— TRECHO DO DOCUMENTO —

Representantes de movimentos sindicais, sociais e religiosos se manifestam contra as propostas do presidente Michel Temer (PMDB), como a liberação da terceirização, reformas da Previdência e Trabalhista

Tubarão

Hoje, deve ser um dia histórico no país, quando milhões ameaçam “cruzar os braços”, quase 100 anos após a primeira greve geral da história do Brasil, em julho de 1917. O movimento é uma resposta ao pacote de medidas lançadas pelo governo de Michel Temer (PMDB), com especial foco na reforma Trabalhista e da Previdência.
Durante a semana, dezenas de categorias mostraram seu apoio ao movimento em todos os cantos do país, como os movimentos sociais, Ordem dos Advogados do Brasil (OAB) e igrejas de várias denominações.

— QUESTÕES DE LEITURA —
a) Segundo o trecho, em que mês e ano ocorreu a primeira greve geral da história do Brasil?
b) Reproduza o trecho desde "Hoje, deve ser" até "de várias denominações.".
As linhas a seguir provêm de outra fonte.

— INFORMAÇÕES REGISTRADAS —
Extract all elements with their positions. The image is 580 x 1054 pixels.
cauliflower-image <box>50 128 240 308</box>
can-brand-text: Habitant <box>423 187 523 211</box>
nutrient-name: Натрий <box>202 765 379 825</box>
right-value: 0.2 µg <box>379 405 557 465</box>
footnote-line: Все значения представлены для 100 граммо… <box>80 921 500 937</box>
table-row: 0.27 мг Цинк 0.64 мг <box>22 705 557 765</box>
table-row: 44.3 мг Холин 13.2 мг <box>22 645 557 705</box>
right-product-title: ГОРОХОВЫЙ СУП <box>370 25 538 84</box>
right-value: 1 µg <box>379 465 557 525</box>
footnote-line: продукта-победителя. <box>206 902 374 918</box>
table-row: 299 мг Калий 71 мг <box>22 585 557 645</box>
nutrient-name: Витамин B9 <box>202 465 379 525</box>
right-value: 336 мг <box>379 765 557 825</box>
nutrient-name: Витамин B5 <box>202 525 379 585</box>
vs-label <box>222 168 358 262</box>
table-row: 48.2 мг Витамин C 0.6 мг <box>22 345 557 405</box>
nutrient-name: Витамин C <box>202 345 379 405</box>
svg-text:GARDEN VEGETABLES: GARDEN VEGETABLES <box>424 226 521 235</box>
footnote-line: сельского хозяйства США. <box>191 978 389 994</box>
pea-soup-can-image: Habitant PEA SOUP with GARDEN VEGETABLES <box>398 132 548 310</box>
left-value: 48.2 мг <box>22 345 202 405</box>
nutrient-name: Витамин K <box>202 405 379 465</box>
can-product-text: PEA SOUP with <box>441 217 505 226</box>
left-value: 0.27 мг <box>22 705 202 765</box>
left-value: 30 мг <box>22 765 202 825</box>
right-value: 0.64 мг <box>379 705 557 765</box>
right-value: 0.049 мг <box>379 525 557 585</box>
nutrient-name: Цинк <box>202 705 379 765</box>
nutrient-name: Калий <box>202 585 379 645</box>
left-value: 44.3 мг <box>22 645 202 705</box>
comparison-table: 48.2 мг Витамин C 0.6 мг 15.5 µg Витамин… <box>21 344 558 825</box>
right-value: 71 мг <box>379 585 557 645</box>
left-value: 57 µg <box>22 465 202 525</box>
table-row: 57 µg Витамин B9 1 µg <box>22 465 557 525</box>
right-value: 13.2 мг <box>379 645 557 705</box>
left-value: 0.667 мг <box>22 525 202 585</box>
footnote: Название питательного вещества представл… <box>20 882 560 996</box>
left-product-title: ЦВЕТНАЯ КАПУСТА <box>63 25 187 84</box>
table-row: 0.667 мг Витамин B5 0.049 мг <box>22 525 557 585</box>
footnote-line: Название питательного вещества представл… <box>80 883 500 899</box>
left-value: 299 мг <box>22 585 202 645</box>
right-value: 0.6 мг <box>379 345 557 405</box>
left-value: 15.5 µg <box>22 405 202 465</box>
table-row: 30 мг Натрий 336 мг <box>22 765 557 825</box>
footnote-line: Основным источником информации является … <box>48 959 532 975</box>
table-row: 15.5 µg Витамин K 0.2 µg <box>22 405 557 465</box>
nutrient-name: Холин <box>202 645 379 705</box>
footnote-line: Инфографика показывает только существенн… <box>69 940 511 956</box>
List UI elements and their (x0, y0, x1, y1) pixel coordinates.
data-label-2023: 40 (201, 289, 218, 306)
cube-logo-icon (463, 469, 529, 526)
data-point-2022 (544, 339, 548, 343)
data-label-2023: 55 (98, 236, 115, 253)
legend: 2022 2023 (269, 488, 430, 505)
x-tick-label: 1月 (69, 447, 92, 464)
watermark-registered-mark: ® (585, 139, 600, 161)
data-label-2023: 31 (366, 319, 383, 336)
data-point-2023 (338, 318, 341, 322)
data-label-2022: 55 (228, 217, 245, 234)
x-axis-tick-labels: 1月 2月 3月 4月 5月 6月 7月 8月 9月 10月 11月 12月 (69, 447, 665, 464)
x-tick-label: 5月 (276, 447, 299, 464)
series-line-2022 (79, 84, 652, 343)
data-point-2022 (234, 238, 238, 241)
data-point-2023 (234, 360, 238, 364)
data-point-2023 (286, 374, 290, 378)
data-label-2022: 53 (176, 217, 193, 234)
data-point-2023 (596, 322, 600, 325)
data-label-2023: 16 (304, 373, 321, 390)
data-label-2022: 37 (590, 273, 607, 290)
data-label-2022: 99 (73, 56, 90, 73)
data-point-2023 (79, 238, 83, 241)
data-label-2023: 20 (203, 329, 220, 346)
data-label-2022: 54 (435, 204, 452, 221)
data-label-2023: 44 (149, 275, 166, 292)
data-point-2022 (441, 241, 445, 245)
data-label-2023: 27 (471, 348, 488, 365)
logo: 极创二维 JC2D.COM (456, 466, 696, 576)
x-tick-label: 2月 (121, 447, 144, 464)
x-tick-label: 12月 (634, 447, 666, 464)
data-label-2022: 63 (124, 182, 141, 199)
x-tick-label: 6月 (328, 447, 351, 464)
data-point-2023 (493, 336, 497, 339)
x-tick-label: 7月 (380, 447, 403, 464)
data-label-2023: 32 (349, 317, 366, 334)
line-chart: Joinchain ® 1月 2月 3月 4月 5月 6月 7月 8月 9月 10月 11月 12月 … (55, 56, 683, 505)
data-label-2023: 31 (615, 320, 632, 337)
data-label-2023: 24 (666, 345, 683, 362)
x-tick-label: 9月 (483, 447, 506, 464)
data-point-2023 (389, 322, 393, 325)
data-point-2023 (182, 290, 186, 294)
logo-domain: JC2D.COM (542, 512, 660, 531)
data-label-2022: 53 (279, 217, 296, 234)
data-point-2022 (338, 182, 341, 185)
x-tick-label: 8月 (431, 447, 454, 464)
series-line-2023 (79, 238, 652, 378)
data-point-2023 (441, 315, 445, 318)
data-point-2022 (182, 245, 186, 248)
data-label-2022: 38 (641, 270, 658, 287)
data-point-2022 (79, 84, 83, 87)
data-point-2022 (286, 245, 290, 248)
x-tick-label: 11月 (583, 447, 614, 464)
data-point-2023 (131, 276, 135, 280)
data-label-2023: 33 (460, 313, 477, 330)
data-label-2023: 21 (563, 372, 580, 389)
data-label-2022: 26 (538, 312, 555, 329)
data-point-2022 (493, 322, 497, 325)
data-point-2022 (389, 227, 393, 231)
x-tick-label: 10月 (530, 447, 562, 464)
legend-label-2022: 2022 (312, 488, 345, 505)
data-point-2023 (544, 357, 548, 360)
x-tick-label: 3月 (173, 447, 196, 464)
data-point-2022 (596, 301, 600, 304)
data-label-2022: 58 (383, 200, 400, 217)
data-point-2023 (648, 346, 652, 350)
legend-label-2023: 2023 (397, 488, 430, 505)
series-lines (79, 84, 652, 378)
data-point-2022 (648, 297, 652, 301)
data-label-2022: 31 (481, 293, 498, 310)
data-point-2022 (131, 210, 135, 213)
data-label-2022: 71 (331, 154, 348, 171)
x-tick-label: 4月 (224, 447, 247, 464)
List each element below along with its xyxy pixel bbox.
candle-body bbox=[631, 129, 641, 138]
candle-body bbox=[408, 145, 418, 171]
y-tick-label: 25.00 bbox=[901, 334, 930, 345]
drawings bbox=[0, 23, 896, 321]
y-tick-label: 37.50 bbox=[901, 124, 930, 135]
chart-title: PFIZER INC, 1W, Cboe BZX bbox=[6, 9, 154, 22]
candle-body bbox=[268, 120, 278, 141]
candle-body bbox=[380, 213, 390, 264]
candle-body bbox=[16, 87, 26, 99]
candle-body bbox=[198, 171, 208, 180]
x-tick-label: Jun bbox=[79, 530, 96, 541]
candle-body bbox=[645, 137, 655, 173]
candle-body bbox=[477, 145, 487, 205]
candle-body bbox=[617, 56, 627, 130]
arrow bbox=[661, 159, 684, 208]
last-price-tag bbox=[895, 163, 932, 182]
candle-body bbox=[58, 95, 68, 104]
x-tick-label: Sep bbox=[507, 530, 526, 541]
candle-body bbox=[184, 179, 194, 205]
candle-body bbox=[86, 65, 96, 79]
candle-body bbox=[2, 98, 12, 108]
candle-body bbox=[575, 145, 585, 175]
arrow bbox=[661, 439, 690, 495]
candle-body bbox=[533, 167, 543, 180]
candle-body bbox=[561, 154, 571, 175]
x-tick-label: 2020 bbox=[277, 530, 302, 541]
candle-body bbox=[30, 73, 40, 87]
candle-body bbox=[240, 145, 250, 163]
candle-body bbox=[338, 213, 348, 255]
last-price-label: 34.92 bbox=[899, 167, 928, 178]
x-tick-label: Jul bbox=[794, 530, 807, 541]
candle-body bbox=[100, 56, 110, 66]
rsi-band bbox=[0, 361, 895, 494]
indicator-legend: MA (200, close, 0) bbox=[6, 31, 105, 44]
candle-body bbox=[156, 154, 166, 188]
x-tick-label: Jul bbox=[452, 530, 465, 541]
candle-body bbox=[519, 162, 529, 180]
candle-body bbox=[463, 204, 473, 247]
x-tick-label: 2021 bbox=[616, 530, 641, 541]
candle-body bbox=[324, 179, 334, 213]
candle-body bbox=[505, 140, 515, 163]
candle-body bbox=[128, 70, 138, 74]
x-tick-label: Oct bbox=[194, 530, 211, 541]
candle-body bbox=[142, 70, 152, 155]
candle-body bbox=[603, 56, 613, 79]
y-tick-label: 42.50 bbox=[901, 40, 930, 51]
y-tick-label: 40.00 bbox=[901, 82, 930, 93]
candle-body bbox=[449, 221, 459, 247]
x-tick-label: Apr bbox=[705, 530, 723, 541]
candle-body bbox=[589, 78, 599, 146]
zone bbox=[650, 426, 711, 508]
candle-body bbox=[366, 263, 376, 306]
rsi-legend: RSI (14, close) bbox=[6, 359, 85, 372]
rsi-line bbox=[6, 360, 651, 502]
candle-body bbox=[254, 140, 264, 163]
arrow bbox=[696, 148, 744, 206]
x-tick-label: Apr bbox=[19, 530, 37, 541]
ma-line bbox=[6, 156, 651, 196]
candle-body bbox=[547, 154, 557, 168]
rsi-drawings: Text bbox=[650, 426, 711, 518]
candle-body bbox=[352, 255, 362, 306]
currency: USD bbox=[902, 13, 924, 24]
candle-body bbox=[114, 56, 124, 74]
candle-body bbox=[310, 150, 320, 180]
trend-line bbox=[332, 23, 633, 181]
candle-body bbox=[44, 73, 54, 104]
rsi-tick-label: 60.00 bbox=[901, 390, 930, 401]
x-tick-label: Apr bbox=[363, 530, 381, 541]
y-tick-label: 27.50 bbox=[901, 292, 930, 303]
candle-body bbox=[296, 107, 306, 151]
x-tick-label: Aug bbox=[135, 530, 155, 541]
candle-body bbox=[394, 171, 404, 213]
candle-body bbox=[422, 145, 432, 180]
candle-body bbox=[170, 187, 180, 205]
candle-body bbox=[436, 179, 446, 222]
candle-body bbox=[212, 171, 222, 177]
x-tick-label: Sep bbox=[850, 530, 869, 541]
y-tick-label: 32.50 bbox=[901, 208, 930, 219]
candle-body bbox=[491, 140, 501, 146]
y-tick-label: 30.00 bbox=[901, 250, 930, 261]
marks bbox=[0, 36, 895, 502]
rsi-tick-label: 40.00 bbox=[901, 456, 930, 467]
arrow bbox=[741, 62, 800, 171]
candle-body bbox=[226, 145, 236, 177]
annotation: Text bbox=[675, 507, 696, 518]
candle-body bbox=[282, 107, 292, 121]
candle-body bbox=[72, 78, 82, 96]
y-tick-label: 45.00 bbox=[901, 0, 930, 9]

— CONJUNTO DE RESPOSTAS —
a) Em julho de 1917.

b)
Hoje, deve ser um dia histórico no país, quando milhões ameaçam “cruzar os braços”, quase 100 anos após a primeira greve geral da história do Brasil, em julho de 1917. O movimento é uma resposta ao pacote de medidas lançadas pelo governo de Michel Temer (PMDB), com especial foco na reforma Trabalhista e da Previdência.
Durante a semana, dezenas de categorias mostraram seu apoio ao movimento em todos os cantos do país, como os movimentos sociais, Ordem dos Advogados do Brasil (OAB) e igrejas de várias denominações.